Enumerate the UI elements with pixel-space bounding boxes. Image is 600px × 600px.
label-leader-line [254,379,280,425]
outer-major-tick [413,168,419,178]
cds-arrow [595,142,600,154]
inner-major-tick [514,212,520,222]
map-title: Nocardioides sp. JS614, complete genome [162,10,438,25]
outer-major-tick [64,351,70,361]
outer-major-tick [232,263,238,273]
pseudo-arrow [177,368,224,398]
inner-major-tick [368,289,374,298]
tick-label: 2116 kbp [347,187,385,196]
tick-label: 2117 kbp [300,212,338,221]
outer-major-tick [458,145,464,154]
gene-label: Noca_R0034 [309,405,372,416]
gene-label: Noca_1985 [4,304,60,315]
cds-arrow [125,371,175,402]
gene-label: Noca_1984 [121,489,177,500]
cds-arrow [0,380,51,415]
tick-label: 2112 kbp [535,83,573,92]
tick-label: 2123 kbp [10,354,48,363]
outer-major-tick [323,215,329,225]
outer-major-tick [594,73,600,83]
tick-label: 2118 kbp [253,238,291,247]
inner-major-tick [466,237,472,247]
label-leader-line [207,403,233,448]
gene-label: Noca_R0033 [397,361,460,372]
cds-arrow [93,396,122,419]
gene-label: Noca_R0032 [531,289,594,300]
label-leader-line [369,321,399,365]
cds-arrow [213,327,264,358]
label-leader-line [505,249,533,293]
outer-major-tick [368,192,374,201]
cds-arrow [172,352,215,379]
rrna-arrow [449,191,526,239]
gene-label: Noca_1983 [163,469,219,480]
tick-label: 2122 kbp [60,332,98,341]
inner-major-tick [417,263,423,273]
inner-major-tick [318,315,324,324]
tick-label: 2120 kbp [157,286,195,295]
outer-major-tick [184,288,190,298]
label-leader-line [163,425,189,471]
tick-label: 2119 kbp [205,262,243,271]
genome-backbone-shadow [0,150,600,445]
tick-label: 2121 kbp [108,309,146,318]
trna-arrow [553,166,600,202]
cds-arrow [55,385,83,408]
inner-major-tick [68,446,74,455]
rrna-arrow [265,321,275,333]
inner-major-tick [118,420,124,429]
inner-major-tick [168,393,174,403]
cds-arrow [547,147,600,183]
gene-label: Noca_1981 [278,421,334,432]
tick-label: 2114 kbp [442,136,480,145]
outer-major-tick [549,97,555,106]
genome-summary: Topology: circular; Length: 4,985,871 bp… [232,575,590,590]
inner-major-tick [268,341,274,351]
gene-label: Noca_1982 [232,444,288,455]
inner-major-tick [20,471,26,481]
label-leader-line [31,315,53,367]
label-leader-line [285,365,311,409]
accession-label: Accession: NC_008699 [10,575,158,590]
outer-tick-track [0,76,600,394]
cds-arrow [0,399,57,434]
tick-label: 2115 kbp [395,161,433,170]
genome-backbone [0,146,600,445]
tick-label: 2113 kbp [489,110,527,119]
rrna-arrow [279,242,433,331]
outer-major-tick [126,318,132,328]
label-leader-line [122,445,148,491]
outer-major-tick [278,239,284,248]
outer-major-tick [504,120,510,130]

__EXERCISE AIM__.
Type out the records above again, exactly the same.

__ANSWER FOR THE TASK__.
Enumerate the UI elements with pixel-space bounding boxes. Image is 600px × 600px.
label-leader-line [254,379,280,425]
outer-major-tick [413,168,419,178]
cds-arrow [595,142,600,154]
inner-major-tick [514,212,520,222]
map-title: Nocardioides sp. JS614, complete genome [162,10,438,25]
outer-major-tick [64,351,70,361]
outer-major-tick [232,263,238,273]
pseudo-arrow [177,368,224,398]
inner-major-tick [368,289,374,298]
tick-label: 2116 kbp [347,187,385,196]
tick-label: 2117 kbp [300,212,338,221]
outer-major-tick [458,145,464,154]
gene-label: Noca_R0034 [309,405,372,416]
gene-label: Noca_1985 [4,304,60,315]
cds-arrow [125,371,175,402]
gene-label: Noca_1984 [121,489,177,500]
cds-arrow [0,380,51,415]
tick-label: 2112 kbp [535,83,573,92]
tick-label: 2123 kbp [10,354,48,363]
outer-major-tick [323,215,329,225]
outer-major-tick [594,73,600,83]
tick-label: 2118 kbp [253,238,291,247]
inner-major-tick [466,237,472,247]
label-leader-line [207,403,233,448]
gene-label: Noca_R0033 [397,361,460,372]
cds-arrow [93,396,122,419]
gene-label: Noca_R0032 [531,289,594,300]
label-leader-line [369,321,399,365]
cds-arrow [213,327,264,358]
label-leader-line [505,249,533,293]
outer-major-tick [368,192,374,201]
cds-arrow [172,352,215,379]
rrna-arrow [449,191,526,239]
gene-label: Noca_1983 [163,469,219,480]
tick-label: 2122 kbp [60,332,98,341]
inner-major-tick [417,263,423,273]
inner-major-tick [318,315,324,324]
tick-label: 2120 kbp [157,286,195,295]
outer-major-tick [184,288,190,298]
label-leader-line [163,425,189,471]
tick-label: 2119 kbp [205,262,243,271]
genome-backbone-shadow [0,150,600,445]
tick-label: 2121 kbp [108,309,146,318]
trna-arrow [553,166,600,202]
cds-arrow [55,385,83,408]
inner-major-tick [68,446,74,455]
rrna-arrow [265,321,275,333]
inner-major-tick [118,420,124,429]
inner-major-tick [168,393,174,403]
cds-arrow [547,147,600,183]
gene-label: Noca_1981 [278,421,334,432]
tick-label: 2114 kbp [442,136,480,145]
outer-major-tick [549,97,555,106]
genome-summary: Topology: circular; Length: 4,985,871 bp… [232,575,590,590]
inner-major-tick [268,341,274,351]
gene-label: Noca_1982 [232,444,288,455]
inner-major-tick [20,471,26,481]
label-leader-line [31,315,53,367]
label-leader-line [285,365,311,409]
accession-label: Accession: NC_008699 [10,575,158,590]
outer-tick-track [0,76,600,394]
cds-arrow [0,399,57,434]
tick-label: 2115 kbp [395,161,433,170]
genome-backbone [0,146,600,445]
tick-label: 2113 kbp [489,110,527,119]
rrna-arrow [279,242,433,331]
outer-major-tick [126,318,132,328]
label-leader-line [122,445,148,491]
outer-major-tick [278,239,284,248]
outer-major-tick [504,120,510,130]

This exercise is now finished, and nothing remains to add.